** BEGIN Input for this task **

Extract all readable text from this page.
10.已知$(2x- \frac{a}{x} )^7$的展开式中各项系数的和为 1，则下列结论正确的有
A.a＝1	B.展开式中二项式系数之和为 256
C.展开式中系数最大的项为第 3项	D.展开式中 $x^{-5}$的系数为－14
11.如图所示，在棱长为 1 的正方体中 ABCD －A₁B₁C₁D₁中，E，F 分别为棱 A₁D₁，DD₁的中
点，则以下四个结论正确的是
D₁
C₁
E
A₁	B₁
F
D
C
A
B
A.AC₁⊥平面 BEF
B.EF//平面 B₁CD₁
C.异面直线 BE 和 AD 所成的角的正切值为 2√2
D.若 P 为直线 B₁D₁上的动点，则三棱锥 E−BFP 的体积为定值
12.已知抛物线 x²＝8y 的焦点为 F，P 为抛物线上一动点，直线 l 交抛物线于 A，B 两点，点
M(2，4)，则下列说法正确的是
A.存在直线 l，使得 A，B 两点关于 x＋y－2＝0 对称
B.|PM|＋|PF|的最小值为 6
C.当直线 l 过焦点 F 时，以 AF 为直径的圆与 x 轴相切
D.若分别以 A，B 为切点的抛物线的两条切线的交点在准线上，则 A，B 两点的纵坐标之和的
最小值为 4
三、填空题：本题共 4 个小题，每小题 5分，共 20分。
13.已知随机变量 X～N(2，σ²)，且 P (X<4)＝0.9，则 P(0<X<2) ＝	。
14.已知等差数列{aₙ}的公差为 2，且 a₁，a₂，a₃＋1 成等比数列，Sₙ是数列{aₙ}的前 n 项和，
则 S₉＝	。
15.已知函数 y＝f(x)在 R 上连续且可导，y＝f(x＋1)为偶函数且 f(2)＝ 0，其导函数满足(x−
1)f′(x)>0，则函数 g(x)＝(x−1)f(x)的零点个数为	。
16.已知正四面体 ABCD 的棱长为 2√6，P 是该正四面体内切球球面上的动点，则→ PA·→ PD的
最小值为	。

** END Input for this task **

*Exercise*
Print out every record again, exactly and in full.

*Finished answer*
Extract all readable text from this page.
10.已知$(2x- \frac{a}{x} )^7$的展开式中各项系数的和为 1，则下列结论正确的有
A.a＝1	B.展开式中二项式系数之和为 256
C.展开式中系数最大的项为第 3项	D.展开式中 $x^{-5}$的系数为－14
11.如图所示，在棱长为 1 的正方体中 ABCD －A₁B₁C₁D₁中，E，F 分别为棱 A₁D₁，DD₁的中
点，则以下四个结论正确的是
D₁
C₁
E
A₁	B₁
F
D
C
A
B
A.AC₁⊥平面 BEF
B.EF//平面 B₁CD₁
C.异面直线 BE 和 AD 所成的角的正切值为 2√2
D.若 P 为直线 B₁D₁上的动点，则三棱锥 E−BFP 的体积为定值
12.已知抛物线 x²＝8y 的焦点为 F，P 为抛物线上一动点，直线 l 交抛物线于 A，B 两点，点
M(2，4)，则下列说法正确的是
A.存在直线 l，使得 A，B 两点关于 x＋y－2＝0 对称
B.|PM|＋|PF|的最小值为 6
C.当直线 l 过焦点 F 时，以 AF 为直径的圆与 x 轴相切
D.若分别以 A，B 为切点的抛物线的两条切线的交点在准线上，则 A，B 两点的纵坐标之和的
最小值为 4
三、填空题：本题共 4 个小题，每小题 5分，共 20分。
13.已知随机变量 X～N(2，σ²)，且 P (X<4)＝0.9，则 P(0<X<2) ＝	。
14.已知等差数列{aₙ}的公差为 2，且 a₁，a₂，a₃＋1 成等比数列，Sₙ是数列{aₙ}的前 n 项和，
则 S₉＝	。
15.已知函数 y＝f(x)在 R 上连续且可导，y＝f(x＋1)为偶函数且 f(2)＝ 0，其导函数满足(x−
1)f′(x)>0，则函数 g(x)＝(x−1)f(x)的零点个数为	。
16.已知正四面体 ABCD 的棱长为 2√6，P 是该正四面体内切球球面上的动点，则→ PA·→ PD的
最小值为	。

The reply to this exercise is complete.